WHAT YOU SHOULD DO: Extract the full listing verbatim and drop any pictures from your copy.

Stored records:
------------------------------

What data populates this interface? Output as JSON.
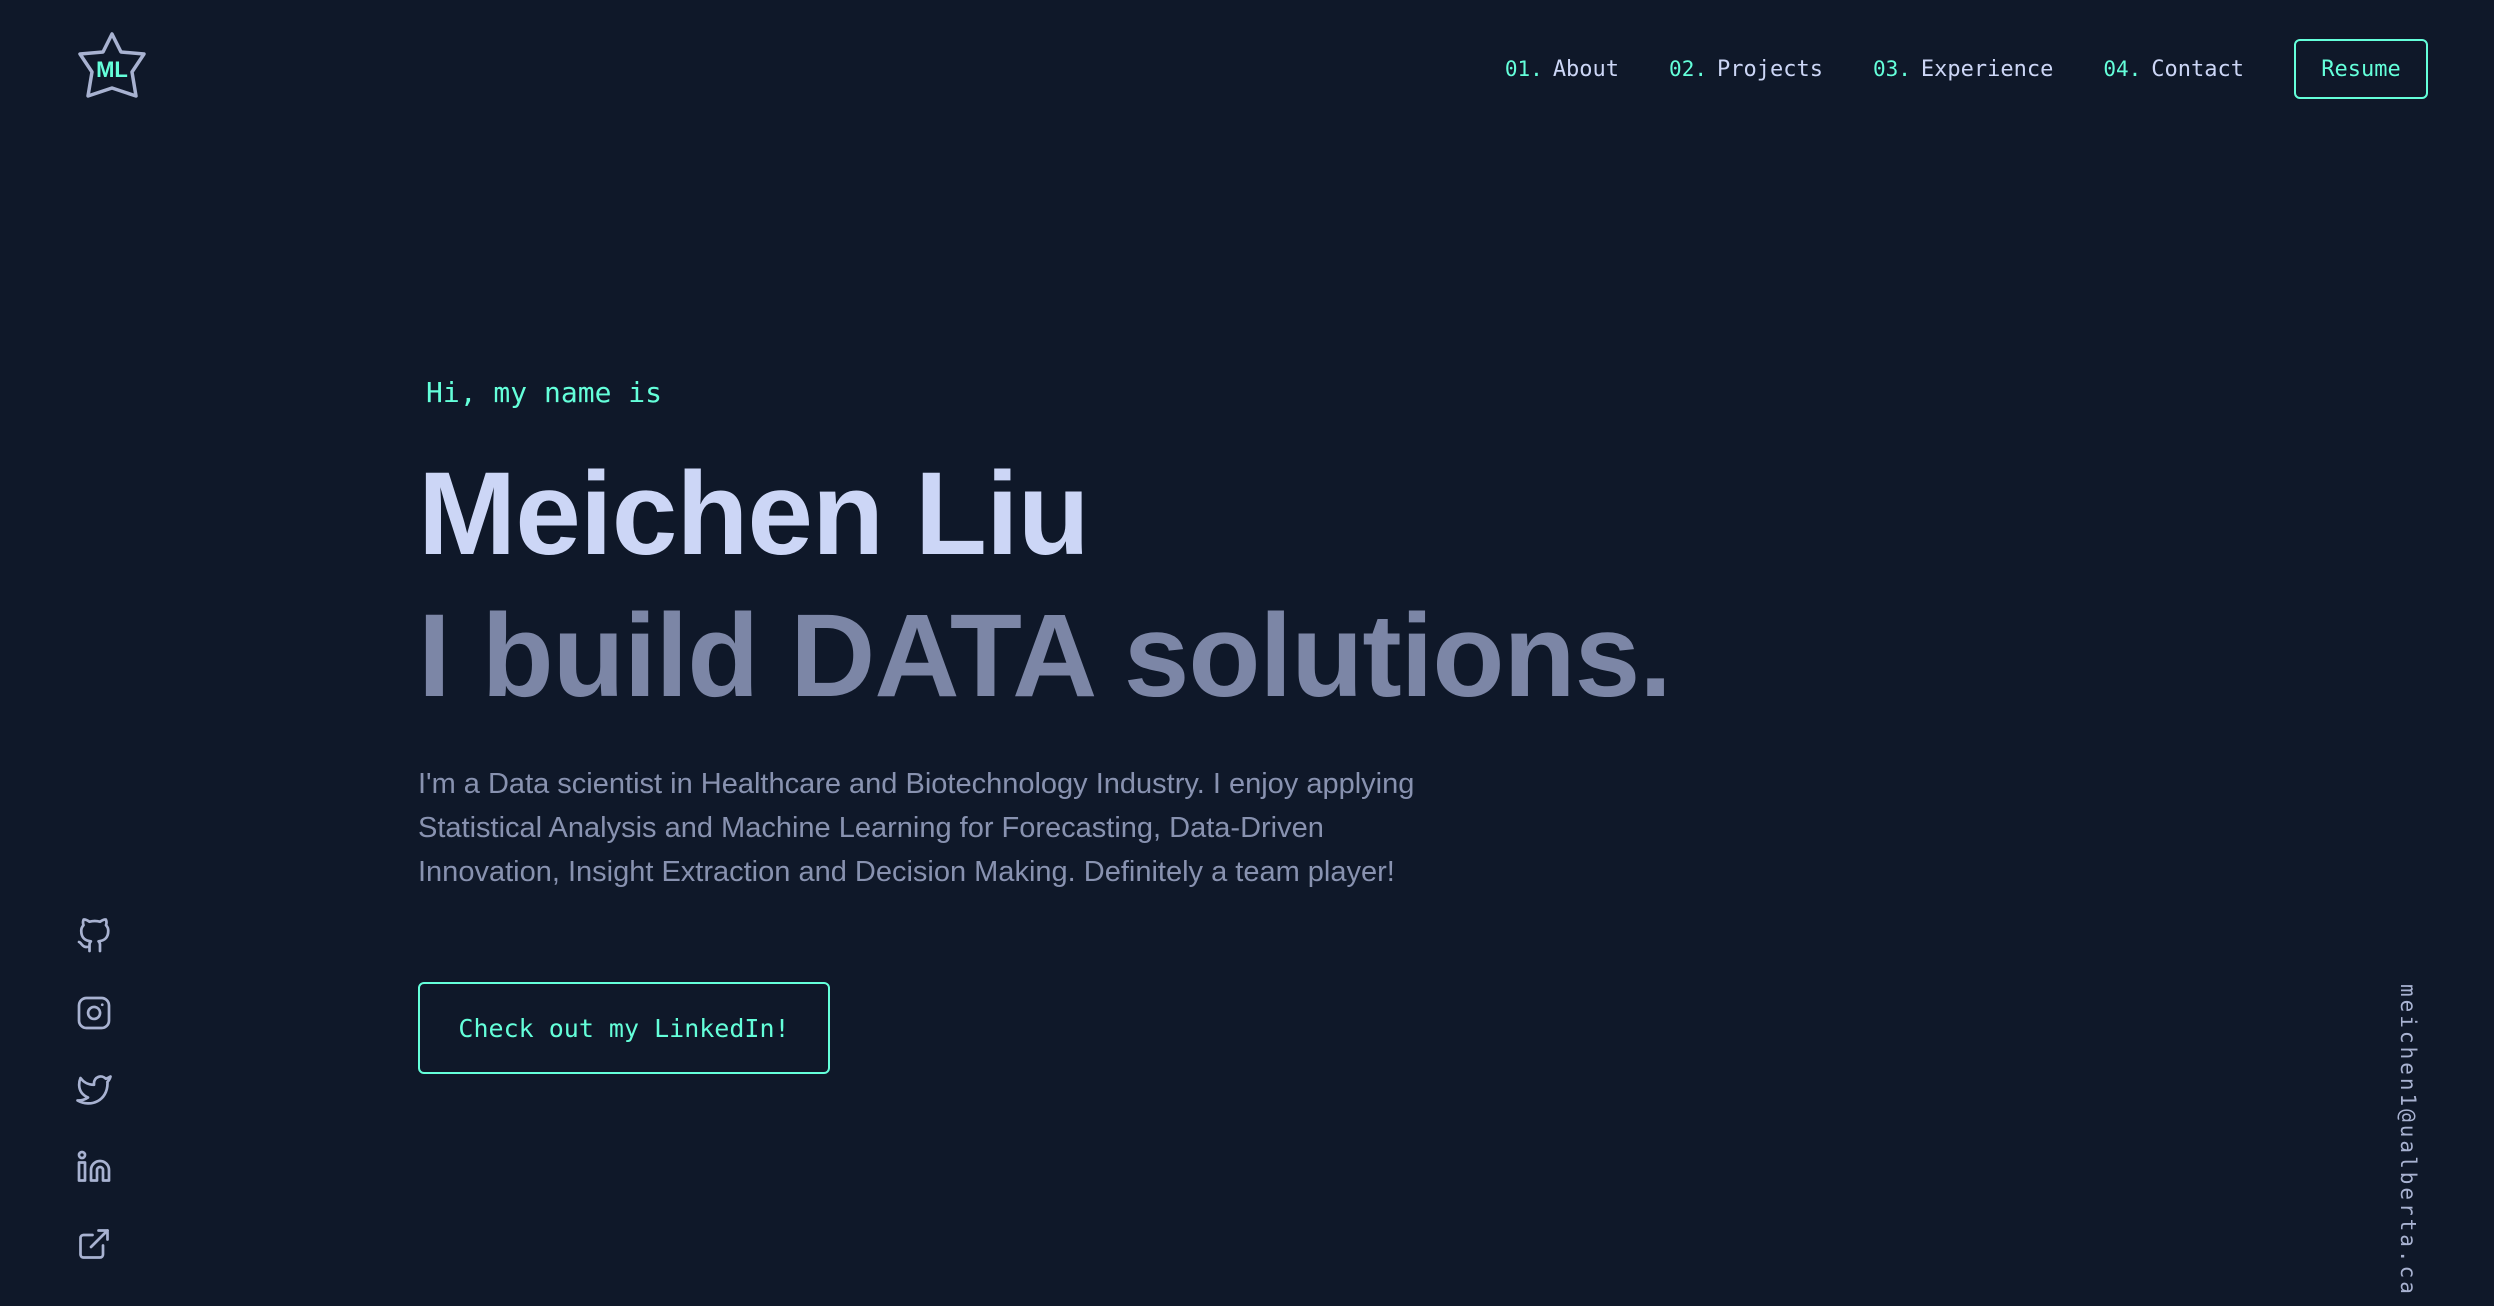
{
  "logo": {
    "text": "ML",
    "icon": "star-logo-icon"
  },
  "nav": {
    "items": [
      {
        "num": "01.",
        "label": "About"
      },
      {
        "num": "02.",
        "label": "Projects"
      },
      {
        "num": "03.",
        "label": "Experience"
      },
      {
        "num": "04.",
        "label": "Contact"
      }
    ],
    "resume_label": "Resume"
  },
  "hero": {
    "intro": "Hi, my name is",
    "name": "Meichen Liu",
    "tagline": "I build DATA solutions.",
    "description": "I'm a Data scientist in Healthcare and Biotechnology Industry. I enjoy applying Statistical Analysis and Machine Learning for Forecasting, Data-Driven Innovation, Insight Extraction and Decision Making. Definitely a team player!",
    "cta_label": "Check out my LinkedIn!"
  },
  "socials": [
    "github-icon",
    "instagram-icon",
    "twitter-icon",
    "linkedin-icon",
    "external-link-icon"
  ],
  "email": "meichen1@ualberta.ca",
  "colors": {
    "background": "#0f1829",
    "accent": "#64ffda",
    "heading": "#ccd6f6",
    "subheading": "#7c86a6",
    "body": "#8892b0"
  }
}
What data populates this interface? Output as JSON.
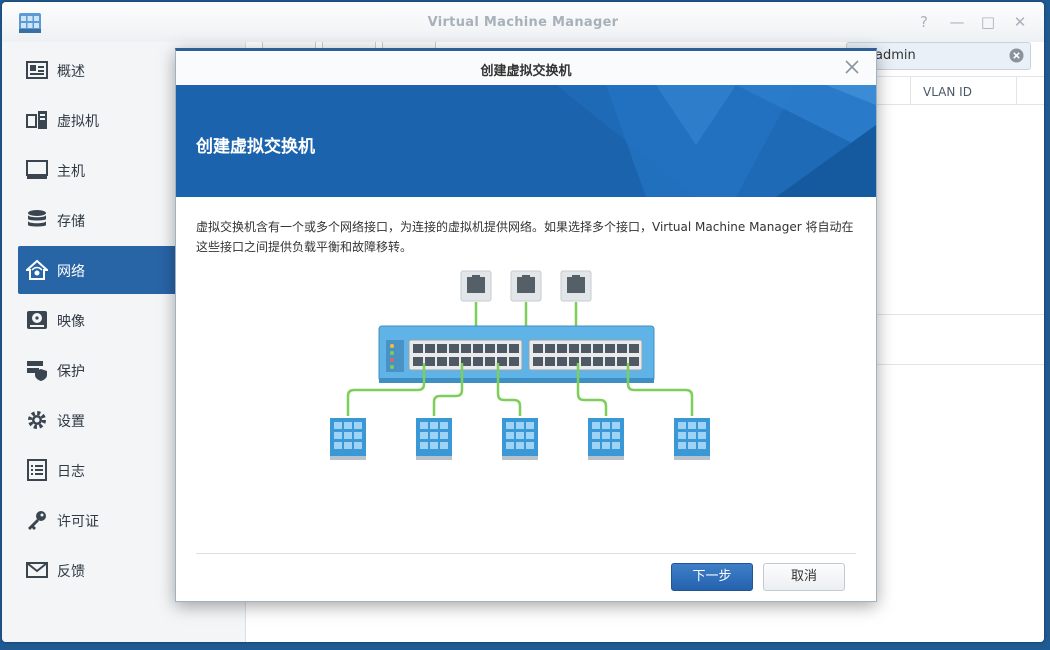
{
  "app": {
    "title": "Virtual Machine Manager"
  },
  "sidebar": {
    "items": [
      {
        "label": "概述",
        "icon": "overview-icon"
      },
      {
        "label": "虚拟机",
        "icon": "virtual-machine-icon"
      },
      {
        "label": "主机",
        "icon": "host-monitor-icon"
      },
      {
        "label": "存储",
        "icon": "storage-database-icon"
      },
      {
        "label": "网络",
        "icon": "network-home-icon",
        "active": true
      },
      {
        "label": "映像",
        "icon": "image-disk-icon"
      },
      {
        "label": "保护",
        "icon": "protection-shield-icon"
      },
      {
        "label": "设置",
        "icon": "settings-gear-icon"
      },
      {
        "label": "日志",
        "icon": "log-list-icon"
      },
      {
        "label": "许可证",
        "icon": "license-key-icon"
      },
      {
        "label": "反馈",
        "icon": "feedback-mail-icon"
      }
    ]
  },
  "main": {
    "search_value": "admin",
    "column_header": "VLAN ID"
  },
  "dialog": {
    "title": "创建虚拟交换机",
    "banner_title": "创建虚拟交换机",
    "description": "虚拟交换机含有一个或多个网络接口，为连接的虚拟机提供网络。如果选择多个接口，Virtual Machine Manager 将自动在这些接口之间提供负载平衡和故障移转。",
    "next_label": "下一步",
    "cancel_label": "取消"
  },
  "colors": {
    "accent": "#2865a7",
    "banner": "#1b63ad",
    "link_green": "#7dcf5a"
  }
}
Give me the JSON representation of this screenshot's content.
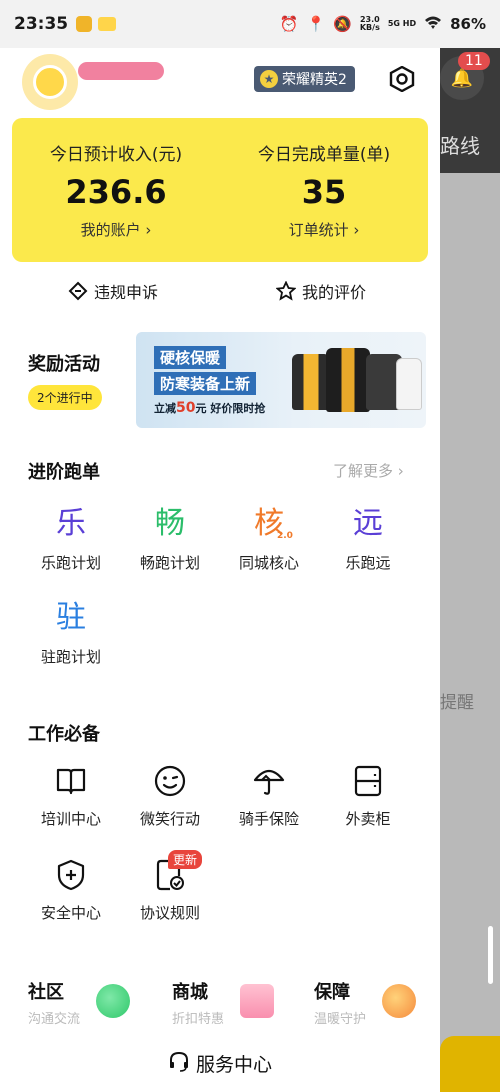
{
  "status_bar": {
    "time": "23:35",
    "speed": "23.0",
    "speed_unit": "KB/s",
    "network": "5G HD",
    "battery": "86%"
  },
  "background": {
    "route_text": "路线",
    "remind_text": "提醒",
    "notification_count": "11"
  },
  "header": {
    "rank_label": "荣耀精英2"
  },
  "stats": {
    "income_label": "今日预计收入(元)",
    "income_value": "236.6",
    "account_link": "我的账户",
    "orders_label": "今日完成单量(单)",
    "orders_value": "35",
    "orders_link": "订单统计"
  },
  "quick_links": {
    "appeal": "违规申诉",
    "reviews": "我的评价"
  },
  "rewards": {
    "title": "奖励活动",
    "pill": "2个进行中",
    "banner_line1": "硬核保暖",
    "banner_line2": "防寒装备上新",
    "banner_line3_prefix": "立减",
    "banner_line3_amount": "50",
    "banner_line3_suffix": "元 好价限时抢"
  },
  "advanced": {
    "title": "进阶跑单",
    "more": "了解更多",
    "items": [
      {
        "glyph": "乐",
        "label": "乐跑计划",
        "color": "#5a3fd6"
      },
      {
        "glyph": "畅",
        "label": "畅跑计划",
        "color": "#2bbd6a"
      },
      {
        "glyph": "核",
        "label": "同城核心",
        "color": "#f07a2a"
      },
      {
        "glyph": "远",
        "label": "乐跑远",
        "color": "#5a3fd6"
      },
      {
        "glyph": "驻",
        "label": "驻跑计划",
        "color": "#2a7fe0"
      }
    ],
    "hub_version": "2.0"
  },
  "work": {
    "title": "工作必备",
    "items": [
      {
        "label": "培训中心",
        "icon": "book-icon"
      },
      {
        "label": "微笑行动",
        "icon": "smile-icon"
      },
      {
        "label": "骑手保险",
        "icon": "umbrella-icon"
      },
      {
        "label": "外卖柜",
        "icon": "cabinet-icon"
      },
      {
        "label": "安全中心",
        "icon": "shield-plus-icon"
      },
      {
        "label": "协议规则",
        "icon": "document-check-icon"
      }
    ],
    "update_badge": "更新"
  },
  "bottom": {
    "community_title": "社区",
    "community_sub": "沟通交流",
    "mall_title": "商城",
    "mall_sub": "折扣特惠",
    "protection_title": "保障",
    "protection_sub": "温暖守护"
  },
  "service": {
    "label": "服务中心"
  }
}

------------------------------

EXERCISE OUTPUT:
What data populates this interface? Output as JSON.
{
  "logo": {
    "text": "ML",
    "icon": "star-logo-icon"
  },
  "nav": {
    "items": [
      {
        "num": "01.",
        "label": "About"
      },
      {
        "num": "02.",
        "label": "Projects"
      },
      {
        "num": "03.",
        "label": "Experience"
      },
      {
        "num": "04.",
        "label": "Contact"
      }
    ],
    "resume_label": "Resume"
  },
  "hero": {
    "intro": "Hi, my name is",
    "name": "Meichen Liu",
    "tagline": "I build DATA solutions.",
    "description": "I'm a Data scientist in Healthcare and Biotechnology Industry. I enjoy applying Statistical Analysis and Machine Learning for Forecasting, Data-Driven Innovation, Insight Extraction and Decision Making. Definitely a team player!",
    "cta_label": "Check out my LinkedIn!"
  },
  "socials": [
    "github-icon",
    "instagram-icon",
    "twitter-icon",
    "linkedin-icon",
    "external-link-icon"
  ],
  "email": "meichen1@ualberta.ca",
  "colors": {
    "background": "#0f1829",
    "accent": "#64ffda",
    "heading": "#ccd6f6",
    "subheading": "#7c86a6",
    "body": "#8892b0"
  }
}
What data populates this interface? Output as JSON.
{
  "app": {
    "title": "Virtual Machine Manager"
  },
  "sidebar": {
    "items": [
      {
        "label": "概述",
        "icon": "overview-icon"
      },
      {
        "label": "虚拟机",
        "icon": "virtual-machine-icon"
      },
      {
        "label": "主机",
        "icon": "host-monitor-icon"
      },
      {
        "label": "存储",
        "icon": "storage-database-icon"
      },
      {
        "label": "网络",
        "icon": "network-home-icon",
        "active": true
      },
      {
        "label": "映像",
        "icon": "image-disk-icon"
      },
      {
        "label": "保护",
        "icon": "protection-shield-icon"
      },
      {
        "label": "设置",
        "icon": "settings-gear-icon"
      },
      {
        "label": "日志",
        "icon": "log-list-icon"
      },
      {
        "label": "许可证",
        "icon": "license-key-icon"
      },
      {
        "label": "反馈",
        "icon": "feedback-mail-icon"
      }
    ]
  },
  "main": {
    "search_value": "admin",
    "column_header": "VLAN ID"
  },
  "dialog": {
    "title": "创建虚拟交换机",
    "banner_title": "创建虚拟交换机",
    "description": "虚拟交换机含有一个或多个网络接口，为连接的虚拟机提供网络。如果选择多个接口，Virtual Machine Manager 将自动在这些接口之间提供负载平衡和故障移转。",
    "next_label": "下一步",
    "cancel_label": "取消"
  },
  "colors": {
    "accent": "#2865a7",
    "banner": "#1b63ad",
    "link_green": "#7dcf5a"
  }
}
Give me the JSON representation of this screenshot's content.
{
  "status_bar": {
    "time": "23:35",
    "speed": "23.0",
    "speed_unit": "KB/s",
    "network": "5G HD",
    "battery": "86%"
  },
  "background": {
    "route_text": "路线",
    "remind_text": "提醒",
    "notification_count": "11"
  },
  "header": {
    "rank_label": "荣耀精英2"
  },
  "stats": {
    "income_label": "今日预计收入(元)",
    "income_value": "236.6",
    "account_link": "我的账户",
    "orders_label": "今日完成单量(单)",
    "orders_value": "35",
    "orders_link": "订单统计"
  },
  "quick_links": {
    "appeal": "违规申诉",
    "reviews": "我的评价"
  },
  "rewards": {
    "title": "奖励活动",
    "pill": "2个进行中",
    "banner_line1": "硬核保暖",
    "banner_line2": "防寒装备上新",
    "banner_line3_prefix": "立减",
    "banner_line3_amount": "50",
    "banner_line3_suffix": "元 好价限时抢"
  },
  "advanced": {
    "title": "进阶跑单",
    "more": "了解更多",
    "items": [
      {
        "glyph": "乐",
        "label": "乐跑计划",
        "color": "#5a3fd6"
      },
      {
        "glyph": "畅",
        "label": "畅跑计划",
        "color": "#2bbd6a"
      },
      {
        "glyph": "核",
        "label": "同城核心",
        "color": "#f07a2a"
      },
      {
        "glyph": "远",
        "label": "乐跑远",
        "color": "#5a3fd6"
      },
      {
        "glyph": "驻",
        "label": "驻跑计划",
        "color": "#2a7fe0"
      }
    ],
    "hub_version": "2.0"
  },
  "work": {
    "title": "工作必备",
    "items": [
      {
        "label": "培训中心",
        "icon": "book-icon"
      },
      {
        "label": "微笑行动",
        "icon": "smile-icon"
      },
      {
        "label": "骑手保险",
        "icon": "umbrella-icon"
      },
      {
        "label": "外卖柜",
        "icon": "cabinet-icon"
      },
      {
        "label": "安全中心",
        "icon": "shield-plus-icon"
      },
      {
        "label": "协议规则",
        "icon": "document-check-icon"
      }
    ],
    "update_badge": "更新"
  },
  "bottom": {
    "community_title": "社区",
    "community_sub": "沟通交流",
    "mall_title": "商城",
    "mall_sub": "折扣特惠",
    "protection_title": "保障",
    "protection_sub": "温暖守护"
  },
  "service": {
    "label": "服务中心"
  }
}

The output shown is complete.